Short task ::
Only the lines from the one containing "Read this page and output its text content." to the end of the entries should be written out, each exactly as it stands, both ends included.

Material provided ::
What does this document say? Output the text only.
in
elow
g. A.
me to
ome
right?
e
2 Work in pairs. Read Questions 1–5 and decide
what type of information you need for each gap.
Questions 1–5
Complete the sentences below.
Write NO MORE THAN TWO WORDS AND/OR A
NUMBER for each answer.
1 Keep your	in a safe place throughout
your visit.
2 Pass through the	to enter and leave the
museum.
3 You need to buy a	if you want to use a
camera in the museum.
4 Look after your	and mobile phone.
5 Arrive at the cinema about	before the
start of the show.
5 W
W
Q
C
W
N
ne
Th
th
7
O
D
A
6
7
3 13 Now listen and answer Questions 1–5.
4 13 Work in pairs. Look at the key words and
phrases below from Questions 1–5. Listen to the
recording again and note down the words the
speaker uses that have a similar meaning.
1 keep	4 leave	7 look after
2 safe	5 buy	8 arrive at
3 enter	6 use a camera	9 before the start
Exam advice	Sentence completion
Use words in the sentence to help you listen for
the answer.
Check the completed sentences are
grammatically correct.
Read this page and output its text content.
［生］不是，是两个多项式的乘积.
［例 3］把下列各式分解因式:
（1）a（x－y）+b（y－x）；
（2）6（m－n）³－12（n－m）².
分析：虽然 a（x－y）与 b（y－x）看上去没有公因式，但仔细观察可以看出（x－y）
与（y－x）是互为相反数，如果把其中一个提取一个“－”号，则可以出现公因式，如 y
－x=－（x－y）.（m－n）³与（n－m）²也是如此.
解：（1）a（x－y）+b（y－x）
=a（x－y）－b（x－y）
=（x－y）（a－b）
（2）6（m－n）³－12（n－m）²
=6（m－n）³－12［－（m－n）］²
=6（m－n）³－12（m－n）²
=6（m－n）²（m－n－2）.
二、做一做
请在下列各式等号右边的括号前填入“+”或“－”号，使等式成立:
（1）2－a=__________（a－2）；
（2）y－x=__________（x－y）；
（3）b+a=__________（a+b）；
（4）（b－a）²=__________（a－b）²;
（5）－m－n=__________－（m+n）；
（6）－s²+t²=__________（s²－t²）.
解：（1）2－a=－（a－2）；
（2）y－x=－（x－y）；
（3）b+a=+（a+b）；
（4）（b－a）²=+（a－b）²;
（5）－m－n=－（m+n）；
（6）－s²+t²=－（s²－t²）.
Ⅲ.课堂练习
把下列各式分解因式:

Answer to the problem ::
Read this page and output its text content.
［生］不是，是两个多项式的乘积.
［例 3］把下列各式分解因式:
（1）a（x－y）+b（y－x）；
（2）6（m－n）³－12（n－m）².
分析：虽然 a（x－y）与 b（y－x）看上去没有公因式，但仔细观察可以看出（x－y）
与（y－x）是互为相反数，如果把其中一个提取一个“－”号，则可以出现公因式，如 y
－x=－（x－y）.（m－n）³与（n－m）²也是如此.
解：（1）a（x－y）+b（y－x）
=a（x－y）－b（x－y）
=（x－y）（a－b）
（2）6（m－n）³－12（n－m）²
=6（m－n）³－12［－（m－n）］²
=6（m－n）³－12（m－n）²
=6（m－n）²（m－n－2）.
二、做一做
请在下列各式等号右边的括号前填入“+”或“－”号，使等式成立:
（1）2－a=__________（a－2）；
（2）y－x=__________（x－y）；
（3）b+a=__________（a+b）；
（4）（b－a）²=__________（a－b）²;
（5）－m－n=__________－（m+n）；
（6）－s²+t²=__________（s²－t²）.
解：（1）2－a=－（a－2）；
（2）y－x=－（x－y）；
（3）b+a=+（a+b）；
（4）（b－a）²=+（a－b）²;
（5）－m－n=－（m+n）；
（6）－s²+t²=－（s²－t²）.
Ⅲ.课堂练习
把下列各式分解因式:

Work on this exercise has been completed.